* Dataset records
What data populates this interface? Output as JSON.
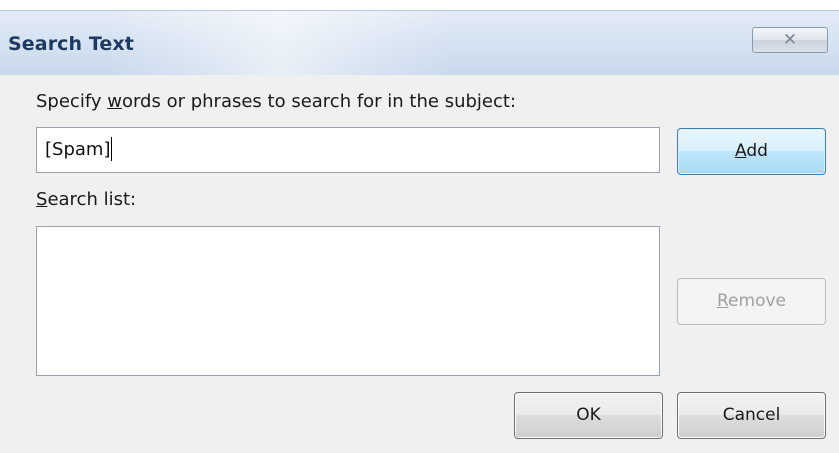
{
  "dialog": {
    "title": "Search Text",
    "close_icon": "close-icon",
    "close_glyph": "✕"
  },
  "form": {
    "words_label_prefix": "Specify ",
    "words_label_access": "w",
    "words_label_suffix": "ords or phrases to search for in the subject:",
    "search_value": "[Spam]",
    "search_list_label_access": "S",
    "search_list_label_suffix": "earch list:",
    "search_list_items": []
  },
  "buttons": {
    "add_access": "A",
    "add_suffix": "dd",
    "remove_access": "R",
    "remove_suffix": "emove",
    "ok_label": "OK",
    "cancel_label": "Cancel"
  },
  "colors": {
    "title_text": "#1e3a63",
    "title_bar": "#d6e3f2",
    "dialog_bg": "#f0f0f0",
    "add_button_accent": "#bee6fd",
    "disabled_text": "#a0a0a0"
  }
}
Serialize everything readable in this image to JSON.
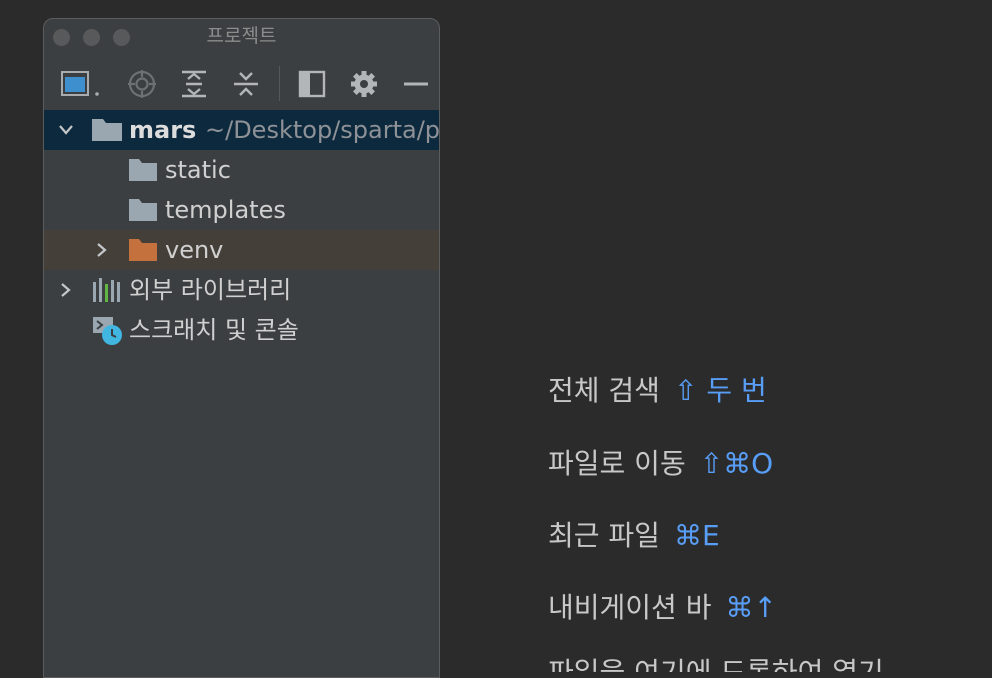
{
  "window": {
    "title": "프로젝트"
  },
  "toolbar": {
    "items": [
      {
        "icon": "project-view-icon"
      },
      {
        "icon": "locate-target-icon"
      },
      {
        "icon": "expand-all-icon"
      },
      {
        "icon": "collapse-all-icon"
      },
      {
        "icon": "panel-layout-icon"
      },
      {
        "icon": "gear-icon"
      },
      {
        "icon": "minimize-icon"
      }
    ]
  },
  "tree": {
    "root": {
      "name": "mars",
      "path": "~/Desktop/sparta/projects/mars"
    },
    "children": [
      {
        "name": "static"
      },
      {
        "name": "templates"
      },
      {
        "name": "venv"
      }
    ],
    "external_libraries": "외부 라이브러리",
    "scratches": "스크래치 및 콘솔"
  },
  "hints": [
    {
      "text": "전체 검색",
      "keys": "⇧ 두 번"
    },
    {
      "text": "파일로 이동",
      "keys": "⇧⌘O"
    },
    {
      "text": "최근 파일",
      "keys": "⌘E"
    },
    {
      "text": "내비게이션 바",
      "keys": "⌘↑"
    },
    {
      "text": "파일을 여기에 드롭하여 열기",
      "keys": ""
    }
  ],
  "colors": {
    "editor_bg": "#2b2b2c",
    "panel_bg": "#3c3f41",
    "selection": "#0d293e",
    "venv_highlight": "#443f39",
    "shortcut_accent": "#589df6",
    "folder": "#9aa7b0",
    "venv_folder": "#c5713d"
  }
}
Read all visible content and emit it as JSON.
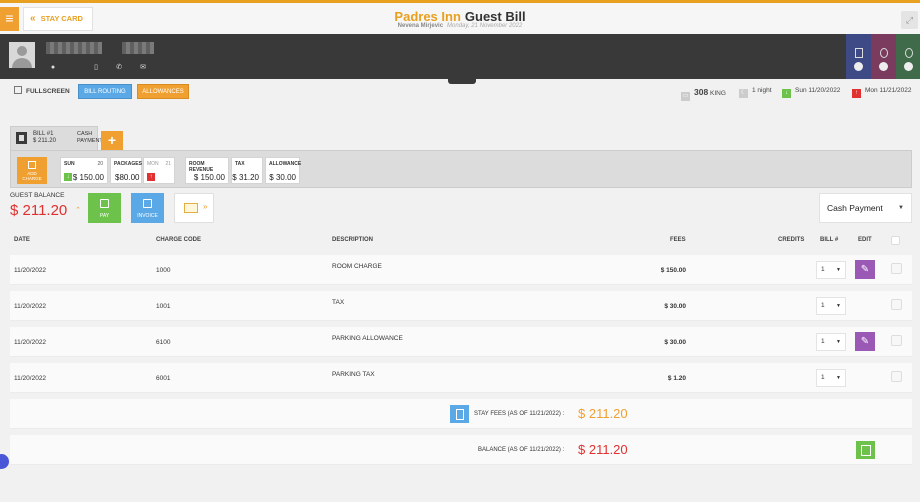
{
  "header": {
    "stay_card_label": "STAY CARD",
    "hotel_name": "Padres Inn",
    "page_title": "Guest Bill",
    "guest_name": "Nevena Mirjevic",
    "date": "Monday, 21 November 2022"
  },
  "icons": {
    "menu": "hamburger-icon",
    "back": "double-chevron-left-icon",
    "location": "map-pin-icon",
    "mobile": "mobile-phone-icon",
    "phone": "phone-icon",
    "mail": "mail-icon",
    "fullscreen": "fullscreen-icon"
  },
  "colors": {
    "accent_orange": "#f0a030",
    "blue": "#5aa9e6",
    "green": "#6cc24a",
    "purple": "#9b59b6",
    "red": "#e03030",
    "dark_band": "#393939"
  },
  "toolbar": {
    "fullscreen_label": "FULLSCREEN",
    "bill_routing_label": "BILL ROUTING",
    "allowances_label": "ALLOWANCES",
    "room_number": "308",
    "room_type": "KING",
    "nights": "1 night",
    "arrival": "Sun 11/20/2022",
    "departure": "Mon 11/21/2022"
  },
  "bill": {
    "tab_label": "BILL #1",
    "tab_amount": "$ 211.20",
    "payment_line1": "CASH",
    "payment_line2": "PAYMENT",
    "add_charge_line1": "ADD",
    "add_charge_line2": "CHARGE"
  },
  "summary": {
    "sun_label": "SUN",
    "sun_day": "20",
    "sun_value": "$ 150.00",
    "packages_label": "PACKAGES",
    "packages_value": "$80.00",
    "mon_label": "MON",
    "mon_day": "21",
    "room_revenue_label": "ROOM REVENUE",
    "room_revenue_value": "$ 150.00",
    "tax_label": "TAX",
    "tax_value": "$ 31.20",
    "allowance_label": "ALLOWANCE",
    "allowance_value": "$ 30.00"
  },
  "balance": {
    "label": "GUEST BALANCE",
    "amount": "$ 211.20",
    "pay_label": "PAY",
    "invoice_label": "INVOICE",
    "payment_method": "Cash Payment"
  },
  "table": {
    "headers": {
      "date": "DATE",
      "charge_code": "CHARGE CODE",
      "description": "DESCRIPTION",
      "fees": "FEES",
      "credits": "CREDITS",
      "bill": "BILL #",
      "edit": "EDIT"
    },
    "rows": [
      {
        "date": "11/20/2022",
        "code": "1000",
        "description": "ROOM CHARGE",
        "fee": "$ 150.00",
        "bill": "1"
      },
      {
        "date": "11/20/2022",
        "code": "1001",
        "description": "TAX",
        "fee": "$ 30.00",
        "bill": "1"
      },
      {
        "date": "11/20/2022",
        "code": "6100",
        "description": "PARKING ALLOWANCE",
        "fee": "$ 30.00",
        "bill": "1"
      },
      {
        "date": "11/20/2022",
        "code": "6001",
        "description": "PARKING TAX",
        "fee": "$ 1.20",
        "bill": "1"
      }
    ]
  },
  "totals": {
    "stay_fees_label": "STAY FEES (AS OF  11/21/2022) :",
    "stay_fees_amount": "$ 211.20",
    "balance_label": "BALANCE (AS OF  11/21/2022) :",
    "balance_amount": "$ 211.20"
  }
}
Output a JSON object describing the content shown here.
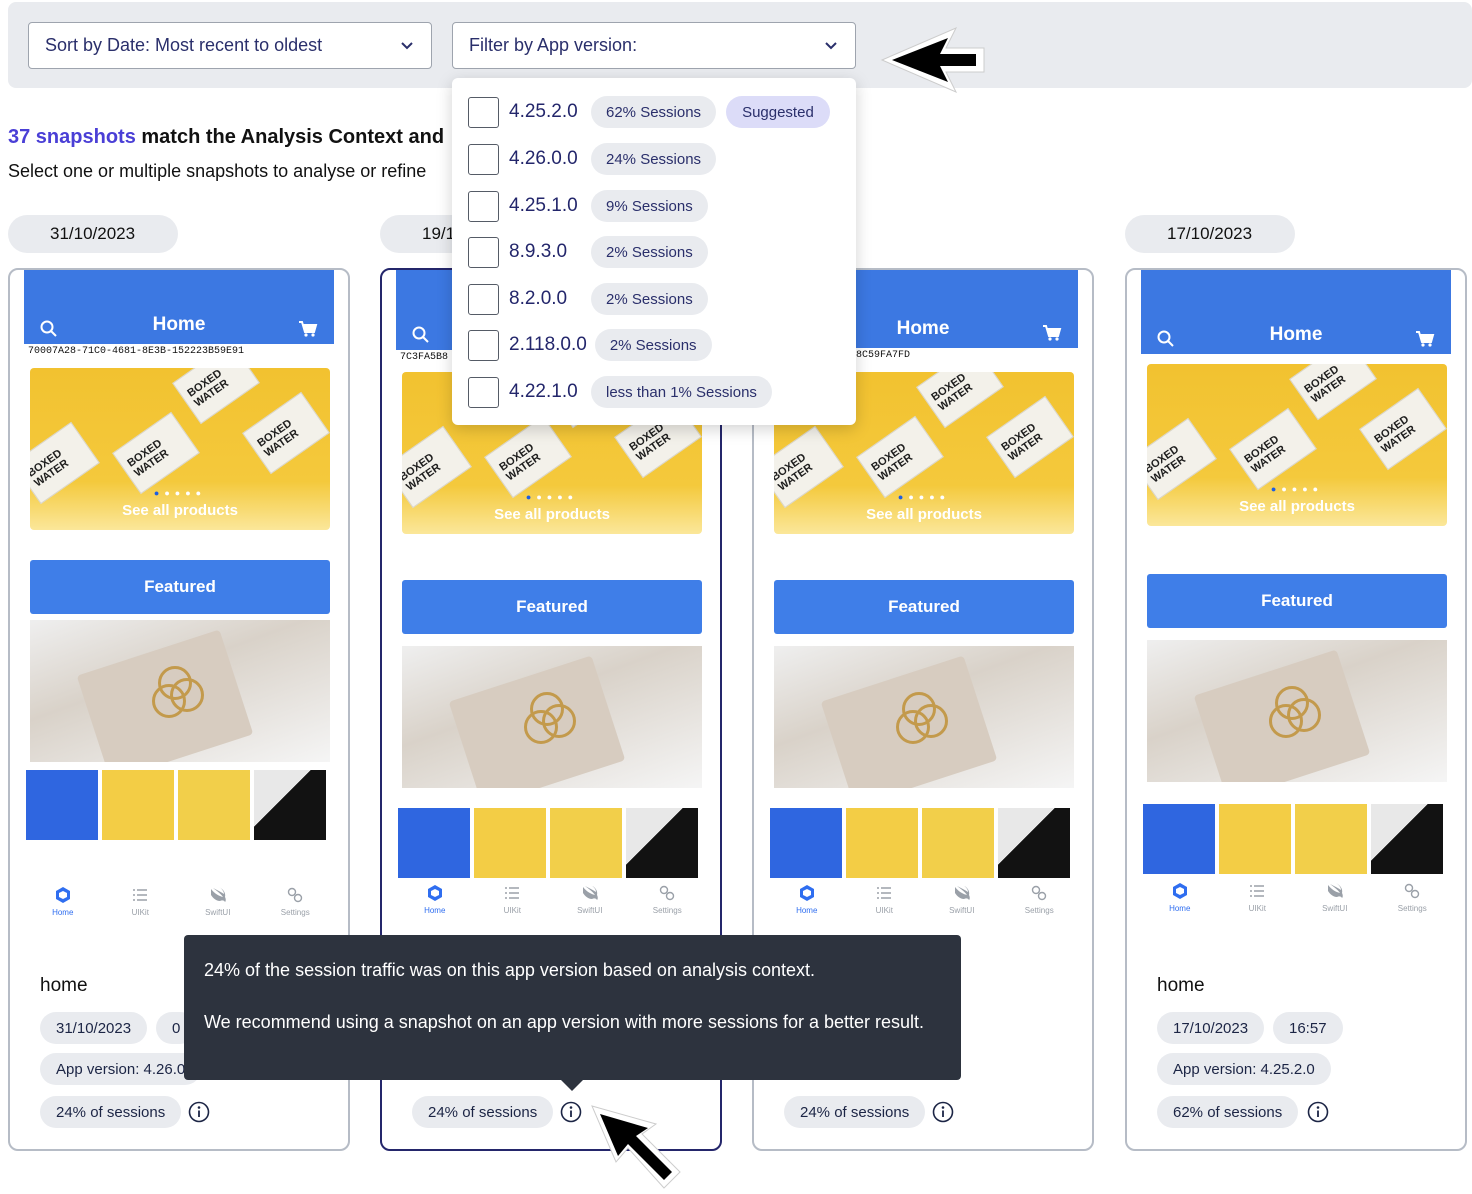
{
  "toolbar": {
    "sort_label": "Sort by Date: Most recent to oldest",
    "filter_label": "Filter by App version:"
  },
  "summary": {
    "count": "37 snapshots",
    "rest": " match the Analysis Context and",
    "subtitle": "Select one or multiple snapshots to analyse or refine"
  },
  "dropdown": {
    "options": [
      {
        "version": "4.25.2.0",
        "sessions": "62% Sessions",
        "badge": "Suggested"
      },
      {
        "version": "4.26.0.0",
        "sessions": "24% Sessions"
      },
      {
        "version": "4.25.1.0",
        "sessions": "9% Sessions"
      },
      {
        "version": "8.9.3.0",
        "sessions": "2% Sessions"
      },
      {
        "version": "8.2.0.0",
        "sessions": "2% Sessions"
      },
      {
        "version": "2.118.0.0",
        "sessions": "2% Sessions"
      },
      {
        "version": "4.22.1.0",
        "sessions": "less than 1% Sessions"
      }
    ]
  },
  "tooltip": {
    "line1": "24% of the session traffic was on this app version based on analysis context.",
    "line2": "We recommend using a snapshot on an app version with more sessions for a better result."
  },
  "app": {
    "header_title": "Home",
    "see_all": "See all products",
    "featured": "Featured",
    "carton_text": "BOXED WATER",
    "tabs": [
      "Home",
      "UIKit",
      "SwiftUI",
      "Settings"
    ],
    "accent": "#3c78e2"
  },
  "cards": [
    {
      "date": "31/10/2023",
      "snapshot_id": "70007A28-71C0-4681-8E3B-152223B59E91",
      "screen": "home",
      "chip_date": "31/10/2023",
      "chip_time": "0",
      "app_version": "App version: 4.26.0",
      "sessions": "24% of sessions"
    },
    {
      "date": "19/1",
      "snapshot_id": "7C3FA5B8",
      "screen": "",
      "sessions": "24% of sessions"
    },
    {
      "date": "",
      "snapshot_id": "-4870-934C-C358C59FA7FD",
      "screen": "",
      "sessions": "24% of sessions"
    },
    {
      "date": "17/10/2023",
      "snapshot_id": "",
      "screen": "home",
      "chip_date": "17/10/2023",
      "chip_time": "16:57",
      "app_version": "App version: 4.25.2.0",
      "sessions": "62% of sessions"
    }
  ],
  "colors": {
    "primary_text": "#2a2f6b",
    "count_accent": "#4a3fd6",
    "tooltip_bg": "#2d333e",
    "selected_border": "#24266b"
  }
}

* Problem
Your task is to repeat the data above exactly while excluding the pictures.

* Full solution
What data populates this interface? Output as JSON.
{
  "dialog": {
    "title": "Search Text",
    "close_icon": "close-icon",
    "close_glyph": "✕"
  },
  "form": {
    "words_label_prefix": "Specify ",
    "words_label_access": "w",
    "words_label_suffix": "ords or phrases to search for in the subject:",
    "search_value": "[Spam]",
    "search_list_label_access": "S",
    "search_list_label_suffix": "earch list:",
    "search_list_items": []
  },
  "buttons": {
    "add_access": "A",
    "add_suffix": "dd",
    "remove_access": "R",
    "remove_suffix": "emove",
    "ok_label": "OK",
    "cancel_label": "Cancel"
  },
  "colors": {
    "title_text": "#1e3a63",
    "title_bar": "#d6e3f2",
    "dialog_bg": "#f0f0f0",
    "add_button_accent": "#bee6fd",
    "disabled_text": "#a0a0a0"
  }
}
Serialize everything readable in this image to JSON.
{
  "window": {
    "title": "프로젝트"
  },
  "toolbar": {
    "items": [
      {
        "icon": "project-view-icon"
      },
      {
        "icon": "locate-target-icon"
      },
      {
        "icon": "expand-all-icon"
      },
      {
        "icon": "collapse-all-icon"
      },
      {
        "icon": "panel-layout-icon"
      },
      {
        "icon": "gear-icon"
      },
      {
        "icon": "minimize-icon"
      }
    ]
  },
  "tree": {
    "root": {
      "name": "mars",
      "path": "~/Desktop/sparta/projects/mars"
    },
    "children": [
      {
        "name": "static"
      },
      {
        "name": "templates"
      },
      {
        "name": "venv"
      }
    ],
    "external_libraries": "외부 라이브러리",
    "scratches": "스크래치 및 콘솔"
  },
  "hints": [
    {
      "text": "전체 검색",
      "keys": "⇧ 두 번"
    },
    {
      "text": "파일로 이동",
      "keys": "⇧⌘O"
    },
    {
      "text": "최근 파일",
      "keys": "⌘E"
    },
    {
      "text": "내비게이션 바",
      "keys": "⌘↑"
    },
    {
      "text": "파일을 여기에 드롭하여 열기",
      "keys": ""
    }
  ],
  "colors": {
    "editor_bg": "#2b2b2c",
    "panel_bg": "#3c3f41",
    "selection": "#0d293e",
    "venv_highlight": "#443f39",
    "shortcut_accent": "#589df6",
    "folder": "#9aa7b0",
    "venv_folder": "#c5713d"
  }
}
Read all visible content and emit it as JSON.
{
  "header": {
    "stay_card_label": "STAY CARD",
    "hotel_name": "Padres Inn",
    "page_title": "Guest Bill",
    "guest_name": "Nevena Mirjevic",
    "date": "Monday, 21 November 2022"
  },
  "icons": {
    "menu": "hamburger-icon",
    "back": "double-chevron-left-icon",
    "location": "map-pin-icon",
    "mobile": "mobile-phone-icon",
    "phone": "phone-icon",
    "mail": "mail-icon",
    "fullscreen": "fullscreen-icon"
  },
  "colors": {
    "accent_orange": "#f0a030",
    "blue": "#5aa9e6",
    "green": "#6cc24a",
    "purple": "#9b59b6",
    "red": "#e03030",
    "dark_band": "#393939"
  },
  "toolbar": {
    "fullscreen_label": "FULLSCREEN",
    "bill_routing_label": "BILL ROUTING",
    "allowances_label": "ALLOWANCES",
    "room_number": "308",
    "room_type": "KING",
    "nights": "1 night",
    "arrival": "Sun 11/20/2022",
    "departure": "Mon 11/21/2022"
  },
  "bill": {
    "tab_label": "BILL #1",
    "tab_amount": "$ 211.20",
    "payment_line1": "CASH",
    "payment_line2": "PAYMENT",
    "add_charge_line1": "ADD",
    "add_charge_line2": "CHARGE"
  },
  "summary": {
    "sun_label": "SUN",
    "sun_day": "20",
    "sun_value": "$ 150.00",
    "packages_label": "PACKAGES",
    "packages_value": "$80.00",
    "mon_label": "MON",
    "mon_day": "21",
    "room_revenue_label": "ROOM REVENUE",
    "room_revenue_value": "$ 150.00",
    "tax_label": "TAX",
    "tax_value": "$ 31.20",
    "allowance_label": "ALLOWANCE",
    "allowance_value": "$ 30.00"
  },
  "balance": {
    "label": "GUEST BALANCE",
    "amount": "$ 211.20",
    "pay_label": "PAY",
    "invoice_label": "INVOICE",
    "payment_method": "Cash Payment"
  },
  "table": {
    "headers": {
      "date": "DATE",
      "charge_code": "CHARGE CODE",
      "description": "DESCRIPTION",
      "fees": "FEES",
      "credits": "CREDITS",
      "bill": "BILL #",
      "edit": "EDIT"
    },
    "rows": [
      {
        "date": "11/20/2022",
        "code": "1000",
        "description": "ROOM CHARGE",
        "fee": "$ 150.00",
        "bill": "1"
      },
      {
        "date": "11/20/2022",
        "code": "1001",
        "description": "TAX",
        "fee": "$ 30.00",
        "bill": "1"
      },
      {
        "date": "11/20/2022",
        "code": "6100",
        "description": "PARKING ALLOWANCE",
        "fee": "$ 30.00",
        "bill": "1"
      },
      {
        "date": "11/20/2022",
        "code": "6001",
        "description": "PARKING TAX",
        "fee": "$ 1.20",
        "bill": "1"
      }
    ]
  },
  "totals": {
    "stay_fees_label": "STAY FEES (AS OF  11/21/2022) :",
    "stay_fees_amount": "$ 211.20",
    "balance_label": "BALANCE (AS OF  11/21/2022) :",
    "balance_amount": "$ 211.20"
  }
}
Output a JSON object describing the content shown here.
{
  "toolbar": {
    "sort_label": "Sort by Date: Most recent to oldest",
    "filter_label": "Filter by App version:"
  },
  "summary": {
    "count": "37 snapshots",
    "rest": " match the Analysis Context and",
    "subtitle": "Select one or multiple snapshots to analyse or refine"
  },
  "dropdown": {
    "options": [
      {
        "version": "4.25.2.0",
        "sessions": "62% Sessions",
        "badge": "Suggested"
      },
      {
        "version": "4.26.0.0",
        "sessions": "24% Sessions"
      },
      {
        "version": "4.25.1.0",
        "sessions": "9% Sessions"
      },
      {
        "version": "8.9.3.0",
        "sessions": "2% Sessions"
      },
      {
        "version": "8.2.0.0",
        "sessions": "2% Sessions"
      },
      {
        "version": "2.118.0.0",
        "sessions": "2% Sessions"
      },
      {
        "version": "4.22.1.0",
        "sessions": "less than 1% Sessions"
      }
    ]
  },
  "tooltip": {
    "line1": "24% of the session traffic was on this app version based on analysis context.",
    "line2": "We recommend using a snapshot on an app version with more sessions for a better result."
  },
  "app": {
    "header_title": "Home",
    "see_all": "See all products",
    "featured": "Featured",
    "carton_text": "BOXED WATER",
    "tabs": [
      "Home",
      "UIKit",
      "SwiftUI",
      "Settings"
    ],
    "accent": "#3c78e2"
  },
  "cards": [
    {
      "date": "31/10/2023",
      "snapshot_id": "70007A28-71C0-4681-8E3B-152223B59E91",
      "screen": "home",
      "chip_date": "31/10/2023",
      "chip_time": "0",
      "app_version": "App version: 4.26.0",
      "sessions": "24% of sessions"
    },
    {
      "date": "19/1",
      "snapshot_id": "7C3FA5B8",
      "screen": "",
      "sessions": "24% of sessions"
    },
    {
      "date": "",
      "snapshot_id": "-4870-934C-C358C59FA7FD",
      "screen": "",
      "sessions": "24% of sessions"
    },
    {
      "date": "17/10/2023",
      "snapshot_id": "",
      "screen": "home",
      "chip_date": "17/10/2023",
      "chip_time": "16:57",
      "app_version": "App version: 4.25.2.0",
      "sessions": "62% of sessions"
    }
  ],
  "colors": {
    "primary_text": "#2a2f6b",
    "count_accent": "#4a3fd6",
    "tooltip_bg": "#2d333e",
    "selected_border": "#24266b"
  }
}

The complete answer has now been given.